◆ RECORDS FOR THIS EXERCISE
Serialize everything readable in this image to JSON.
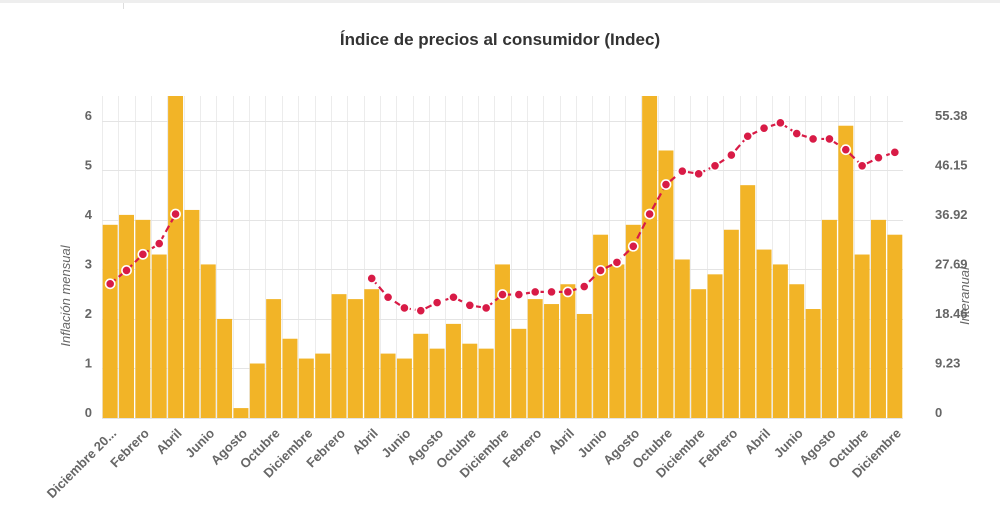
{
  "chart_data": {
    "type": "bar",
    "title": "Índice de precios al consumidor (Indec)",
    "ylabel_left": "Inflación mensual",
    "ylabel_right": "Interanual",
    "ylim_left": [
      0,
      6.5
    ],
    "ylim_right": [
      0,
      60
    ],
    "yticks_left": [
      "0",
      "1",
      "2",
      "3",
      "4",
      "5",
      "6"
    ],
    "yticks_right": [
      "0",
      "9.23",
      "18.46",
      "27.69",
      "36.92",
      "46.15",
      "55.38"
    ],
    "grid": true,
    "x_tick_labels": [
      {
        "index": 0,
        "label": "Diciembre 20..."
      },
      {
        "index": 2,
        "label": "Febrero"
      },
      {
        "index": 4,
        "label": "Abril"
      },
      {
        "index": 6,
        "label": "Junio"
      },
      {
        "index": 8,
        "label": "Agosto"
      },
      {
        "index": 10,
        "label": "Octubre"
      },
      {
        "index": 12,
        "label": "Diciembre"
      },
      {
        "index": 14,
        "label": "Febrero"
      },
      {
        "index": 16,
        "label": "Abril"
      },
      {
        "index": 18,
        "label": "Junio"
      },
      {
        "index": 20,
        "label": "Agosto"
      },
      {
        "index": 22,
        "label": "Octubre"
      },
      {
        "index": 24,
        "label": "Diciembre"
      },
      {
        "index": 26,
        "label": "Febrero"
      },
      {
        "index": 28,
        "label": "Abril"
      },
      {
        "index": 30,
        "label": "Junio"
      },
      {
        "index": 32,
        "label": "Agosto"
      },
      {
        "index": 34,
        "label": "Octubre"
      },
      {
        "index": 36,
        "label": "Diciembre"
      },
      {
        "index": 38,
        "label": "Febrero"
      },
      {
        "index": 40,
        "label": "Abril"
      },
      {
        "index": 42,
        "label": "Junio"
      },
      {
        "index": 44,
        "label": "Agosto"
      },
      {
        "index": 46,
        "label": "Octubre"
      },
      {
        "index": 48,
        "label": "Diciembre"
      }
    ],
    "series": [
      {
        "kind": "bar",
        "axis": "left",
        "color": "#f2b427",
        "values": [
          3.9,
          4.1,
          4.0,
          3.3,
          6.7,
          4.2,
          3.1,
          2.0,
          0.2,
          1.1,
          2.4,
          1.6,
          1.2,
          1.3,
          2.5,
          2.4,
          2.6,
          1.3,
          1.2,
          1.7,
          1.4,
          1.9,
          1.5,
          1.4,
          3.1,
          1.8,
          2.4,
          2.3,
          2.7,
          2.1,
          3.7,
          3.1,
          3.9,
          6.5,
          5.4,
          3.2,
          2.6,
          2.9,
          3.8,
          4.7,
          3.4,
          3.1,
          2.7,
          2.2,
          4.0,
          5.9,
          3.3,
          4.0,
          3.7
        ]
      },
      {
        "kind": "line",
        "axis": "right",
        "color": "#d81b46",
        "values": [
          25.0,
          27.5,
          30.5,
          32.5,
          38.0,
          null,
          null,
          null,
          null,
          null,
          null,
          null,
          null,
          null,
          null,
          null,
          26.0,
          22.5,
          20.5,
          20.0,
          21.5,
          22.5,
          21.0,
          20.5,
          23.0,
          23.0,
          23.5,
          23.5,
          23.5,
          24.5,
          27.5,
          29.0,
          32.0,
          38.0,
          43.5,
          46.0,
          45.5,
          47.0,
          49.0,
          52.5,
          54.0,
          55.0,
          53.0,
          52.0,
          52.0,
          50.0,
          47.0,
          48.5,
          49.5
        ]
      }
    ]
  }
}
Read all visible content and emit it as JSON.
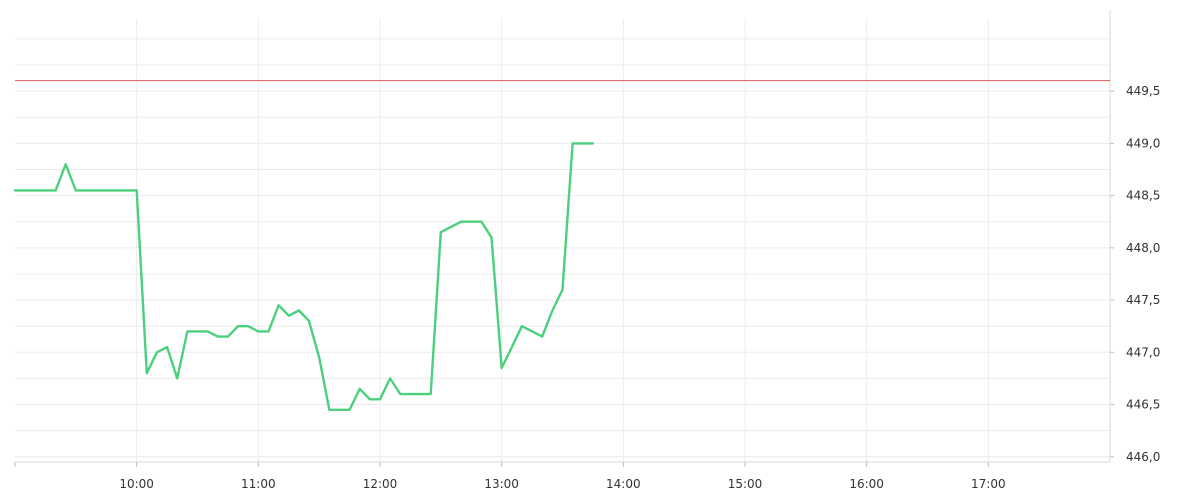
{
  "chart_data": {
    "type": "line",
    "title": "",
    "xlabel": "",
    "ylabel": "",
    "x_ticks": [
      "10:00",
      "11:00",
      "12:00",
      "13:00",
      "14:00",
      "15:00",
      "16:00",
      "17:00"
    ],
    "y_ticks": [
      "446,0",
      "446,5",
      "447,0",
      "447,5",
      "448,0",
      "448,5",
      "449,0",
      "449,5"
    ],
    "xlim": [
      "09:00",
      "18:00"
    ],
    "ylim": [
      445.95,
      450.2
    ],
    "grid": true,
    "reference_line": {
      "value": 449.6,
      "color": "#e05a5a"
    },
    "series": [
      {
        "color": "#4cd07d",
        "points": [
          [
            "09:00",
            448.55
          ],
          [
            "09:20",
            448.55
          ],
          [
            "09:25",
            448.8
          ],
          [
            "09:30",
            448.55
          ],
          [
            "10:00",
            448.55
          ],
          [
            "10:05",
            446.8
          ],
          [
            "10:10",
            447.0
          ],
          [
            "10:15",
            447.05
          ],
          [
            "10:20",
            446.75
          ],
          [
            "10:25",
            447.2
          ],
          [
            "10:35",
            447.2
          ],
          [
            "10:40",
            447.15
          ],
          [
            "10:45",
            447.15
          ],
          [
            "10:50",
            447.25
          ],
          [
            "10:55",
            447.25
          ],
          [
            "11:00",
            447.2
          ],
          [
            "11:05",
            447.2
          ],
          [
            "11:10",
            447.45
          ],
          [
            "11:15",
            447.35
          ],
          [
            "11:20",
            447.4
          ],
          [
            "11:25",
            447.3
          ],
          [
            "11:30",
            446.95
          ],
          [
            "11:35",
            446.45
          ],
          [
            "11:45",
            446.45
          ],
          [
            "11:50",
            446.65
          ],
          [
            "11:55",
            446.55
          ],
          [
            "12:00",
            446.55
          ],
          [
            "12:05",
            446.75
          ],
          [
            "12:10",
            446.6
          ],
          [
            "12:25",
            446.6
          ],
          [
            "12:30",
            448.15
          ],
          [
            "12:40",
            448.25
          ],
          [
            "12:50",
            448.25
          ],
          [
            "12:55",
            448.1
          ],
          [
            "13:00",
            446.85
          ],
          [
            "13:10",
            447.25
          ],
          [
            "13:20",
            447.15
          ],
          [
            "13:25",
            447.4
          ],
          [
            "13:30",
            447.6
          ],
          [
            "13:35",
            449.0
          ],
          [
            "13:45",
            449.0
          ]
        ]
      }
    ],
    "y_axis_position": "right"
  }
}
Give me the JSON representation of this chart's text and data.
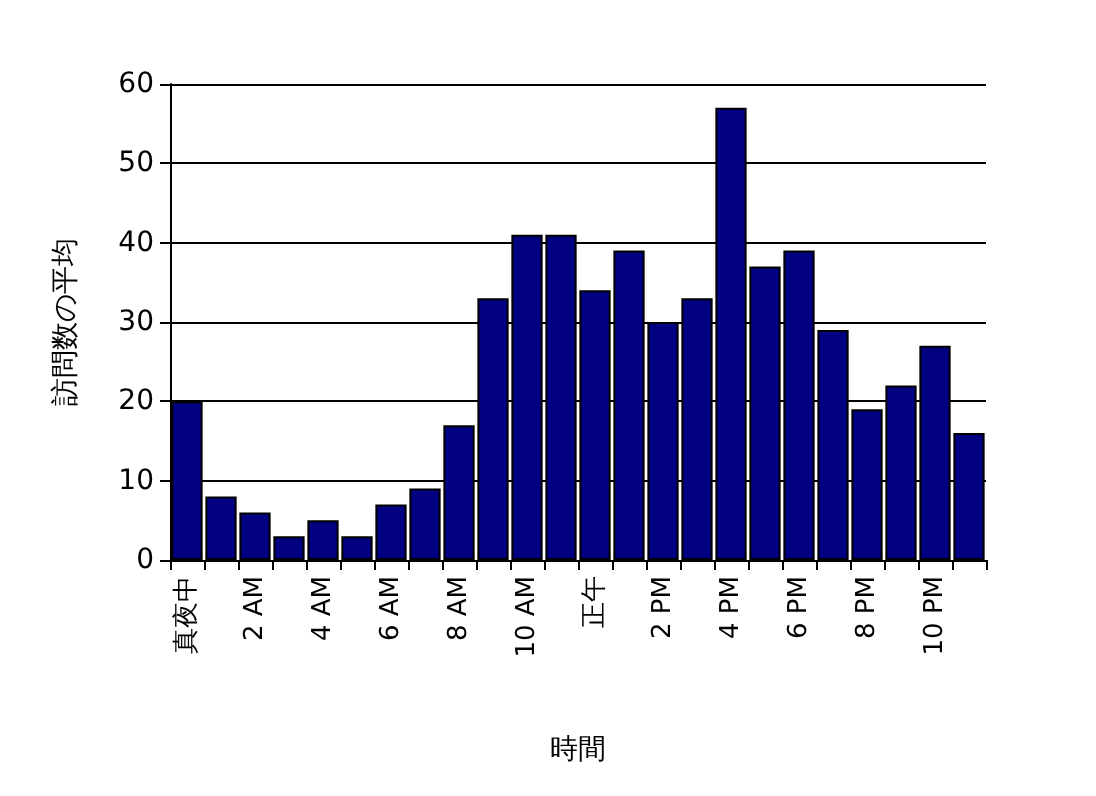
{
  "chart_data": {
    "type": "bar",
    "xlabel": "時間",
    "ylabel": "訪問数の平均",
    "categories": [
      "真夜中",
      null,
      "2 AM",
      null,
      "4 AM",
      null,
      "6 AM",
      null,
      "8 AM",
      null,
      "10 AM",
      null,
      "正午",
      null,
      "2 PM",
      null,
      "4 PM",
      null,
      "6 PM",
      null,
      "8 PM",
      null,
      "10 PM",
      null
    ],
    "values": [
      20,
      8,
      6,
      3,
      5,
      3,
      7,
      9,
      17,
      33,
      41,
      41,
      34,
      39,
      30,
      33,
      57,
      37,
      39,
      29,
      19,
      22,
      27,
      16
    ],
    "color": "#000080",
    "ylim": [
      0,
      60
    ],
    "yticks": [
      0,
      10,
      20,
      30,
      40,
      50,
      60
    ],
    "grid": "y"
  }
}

◆ EXERCISE REQUIREMENTS
Filter for "color". Return all lines that hold it.

◆ FINISHED TASK
        "color": "#f2b427",
        "color": "#d81b46",
      "color": "#e05a5a"
        "color": "#4cd07d",
    "color": "#000080",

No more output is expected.